• _The request_: Return the material below in full and exactly.
──────── Available records ────────
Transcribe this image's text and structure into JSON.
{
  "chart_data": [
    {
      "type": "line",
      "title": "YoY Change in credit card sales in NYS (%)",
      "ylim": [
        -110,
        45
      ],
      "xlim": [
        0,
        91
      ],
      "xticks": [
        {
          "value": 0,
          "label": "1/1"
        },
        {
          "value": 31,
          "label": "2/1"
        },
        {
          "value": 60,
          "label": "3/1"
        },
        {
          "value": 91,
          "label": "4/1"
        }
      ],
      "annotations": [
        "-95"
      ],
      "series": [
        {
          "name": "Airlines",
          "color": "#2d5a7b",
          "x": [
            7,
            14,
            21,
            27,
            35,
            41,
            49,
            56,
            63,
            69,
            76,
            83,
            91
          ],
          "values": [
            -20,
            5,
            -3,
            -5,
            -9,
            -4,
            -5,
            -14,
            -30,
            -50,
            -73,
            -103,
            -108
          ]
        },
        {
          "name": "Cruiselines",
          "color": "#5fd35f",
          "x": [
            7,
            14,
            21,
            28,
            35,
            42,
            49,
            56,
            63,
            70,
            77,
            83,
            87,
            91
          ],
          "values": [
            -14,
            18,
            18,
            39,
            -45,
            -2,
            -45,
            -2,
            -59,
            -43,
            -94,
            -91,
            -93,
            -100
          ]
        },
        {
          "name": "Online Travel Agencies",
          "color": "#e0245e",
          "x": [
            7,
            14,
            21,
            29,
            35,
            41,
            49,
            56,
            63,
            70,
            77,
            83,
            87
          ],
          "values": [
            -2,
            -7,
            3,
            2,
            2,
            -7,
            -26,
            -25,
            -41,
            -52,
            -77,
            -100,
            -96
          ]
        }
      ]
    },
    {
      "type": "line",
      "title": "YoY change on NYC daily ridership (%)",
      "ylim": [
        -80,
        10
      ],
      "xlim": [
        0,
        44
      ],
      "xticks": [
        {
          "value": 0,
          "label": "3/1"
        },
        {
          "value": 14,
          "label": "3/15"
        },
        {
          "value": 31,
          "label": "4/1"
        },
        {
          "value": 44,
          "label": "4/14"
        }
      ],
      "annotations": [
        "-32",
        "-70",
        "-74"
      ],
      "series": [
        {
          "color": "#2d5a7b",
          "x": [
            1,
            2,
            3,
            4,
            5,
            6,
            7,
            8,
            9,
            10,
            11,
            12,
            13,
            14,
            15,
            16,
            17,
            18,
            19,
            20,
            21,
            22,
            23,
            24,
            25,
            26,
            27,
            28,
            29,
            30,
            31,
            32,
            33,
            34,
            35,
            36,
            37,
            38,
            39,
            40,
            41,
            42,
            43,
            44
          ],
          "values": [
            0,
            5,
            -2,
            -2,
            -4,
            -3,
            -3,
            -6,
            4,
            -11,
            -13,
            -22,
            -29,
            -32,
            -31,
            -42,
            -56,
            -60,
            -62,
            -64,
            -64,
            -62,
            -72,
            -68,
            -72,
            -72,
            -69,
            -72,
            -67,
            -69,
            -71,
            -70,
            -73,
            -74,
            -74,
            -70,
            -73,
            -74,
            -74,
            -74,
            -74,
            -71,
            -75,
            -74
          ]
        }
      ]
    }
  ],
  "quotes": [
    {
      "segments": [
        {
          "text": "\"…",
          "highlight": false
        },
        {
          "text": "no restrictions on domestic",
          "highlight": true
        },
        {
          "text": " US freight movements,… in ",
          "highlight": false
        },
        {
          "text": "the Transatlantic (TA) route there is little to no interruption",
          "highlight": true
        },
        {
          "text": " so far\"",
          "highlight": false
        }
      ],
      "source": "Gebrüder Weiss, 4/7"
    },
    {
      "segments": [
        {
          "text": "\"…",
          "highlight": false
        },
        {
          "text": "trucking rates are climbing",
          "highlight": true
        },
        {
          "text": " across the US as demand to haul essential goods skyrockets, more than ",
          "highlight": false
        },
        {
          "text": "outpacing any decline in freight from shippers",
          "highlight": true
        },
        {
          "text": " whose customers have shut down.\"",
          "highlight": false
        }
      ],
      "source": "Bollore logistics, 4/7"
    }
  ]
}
────────
• _Task solution_:
Transcribe this image's text and structure into JSON.
{
  "chart_data": [
    {
      "type": "line",
      "title": "YoY Change in credit card sales in NYS (%)",
      "ylim": [
        -110,
        45
      ],
      "xlim": [
        0,
        91
      ],
      "xticks": [
        {
          "value": 0,
          "label": "1/1"
        },
        {
          "value": 31,
          "label": "2/1"
        },
        {
          "value": 60,
          "label": "3/1"
        },
        {
          "value": 91,
          "label": "4/1"
        }
      ],
      "annotations": [
        "-95"
      ],
      "series": [
        {
          "name": "Airlines",
          "color": "#2d5a7b",
          "x": [
            7,
            14,
            21,
            27,
            35,
            41,
            49,
            56,
            63,
            69,
            76,
            83,
            91
          ],
          "values": [
            -20,
            5,
            -3,
            -5,
            -9,
            -4,
            -5,
            -14,
            -30,
            -50,
            -73,
            -103,
            -108
          ]
        },
        {
          "name": "Cruiselines",
          "color": "#5fd35f",
          "x": [
            7,
            14,
            21,
            28,
            35,
            42,
            49,
            56,
            63,
            70,
            77,
            83,
            87,
            91
          ],
          "values": [
            -14,
            18,
            18,
            39,
            -45,
            -2,
            -45,
            -2,
            -59,
            -43,
            -94,
            -91,
            -93,
            -100
          ]
        },
        {
          "name": "Online Travel Agencies",
          "color": "#e0245e",
          "x": [
            7,
            14,
            21,
            29,
            35,
            41,
            49,
            56,
            63,
            70,
            77,
            83,
            87
          ],
          "values": [
            -2,
            -7,
            3,
            2,
            2,
            -7,
            -26,
            -25,
            -41,
            -52,
            -77,
            -100,
            -96
          ]
        }
      ]
    },
    {
      "type": "line",
      "title": "YoY change on NYC daily ridership (%)",
      "ylim": [
        -80,
        10
      ],
      "xlim": [
        0,
        44
      ],
      "xticks": [
        {
          "value": 0,
          "label": "3/1"
        },
        {
          "value": 14,
          "label": "3/15"
        },
        {
          "value": 31,
          "label": "4/1"
        },
        {
          "value": 44,
          "label": "4/14"
        }
      ],
      "annotations": [
        "-32",
        "-70",
        "-74"
      ],
      "series": [
        {
          "color": "#2d5a7b",
          "x": [
            1,
            2,
            3,
            4,
            5,
            6,
            7,
            8,
            9,
            10,
            11,
            12,
            13,
            14,
            15,
            16,
            17,
            18,
            19,
            20,
            21,
            22,
            23,
            24,
            25,
            26,
            27,
            28,
            29,
            30,
            31,
            32,
            33,
            34,
            35,
            36,
            37,
            38,
            39,
            40,
            41,
            42,
            43,
            44
          ],
          "values": [
            0,
            5,
            -2,
            -2,
            -4,
            -3,
            -3,
            -6,
            4,
            -11,
            -13,
            -22,
            -29,
            -32,
            -31,
            -42,
            -56,
            -60,
            -62,
            -64,
            -64,
            -62,
            -72,
            -68,
            -72,
            -72,
            -69,
            -72,
            -67,
            -69,
            -71,
            -70,
            -73,
            -74,
            -74,
            -70,
            -73,
            -74,
            -74,
            -74,
            -74,
            -71,
            -75,
            -74
          ]
        }
      ]
    }
  ],
  "quotes": [
    {
      "segments": [
        {
          "text": "\"…",
          "highlight": false
        },
        {
          "text": "no restrictions on domestic",
          "highlight": true
        },
        {
          "text": " US freight movements,… in ",
          "highlight": false
        },
        {
          "text": "the Transatlantic (TA) route there is little to no interruption",
          "highlight": true
        },
        {
          "text": " so far\"",
          "highlight": false
        }
      ],
      "source": "Gebrüder Weiss, 4/7"
    },
    {
      "segments": [
        {
          "text": "\"…",
          "highlight": false
        },
        {
          "text": "trucking rates are climbing",
          "highlight": true
        },
        {
          "text": " across the US as demand to haul essential goods skyrockets, more than ",
          "highlight": false
        },
        {
          "text": "outpacing any decline in freight from shippers",
          "highlight": true
        },
        {
          "text": " whose customers have shut down.\"",
          "highlight": false
        }
      ],
      "source": "Bollore logistics, 4/7"
    }
  ]
}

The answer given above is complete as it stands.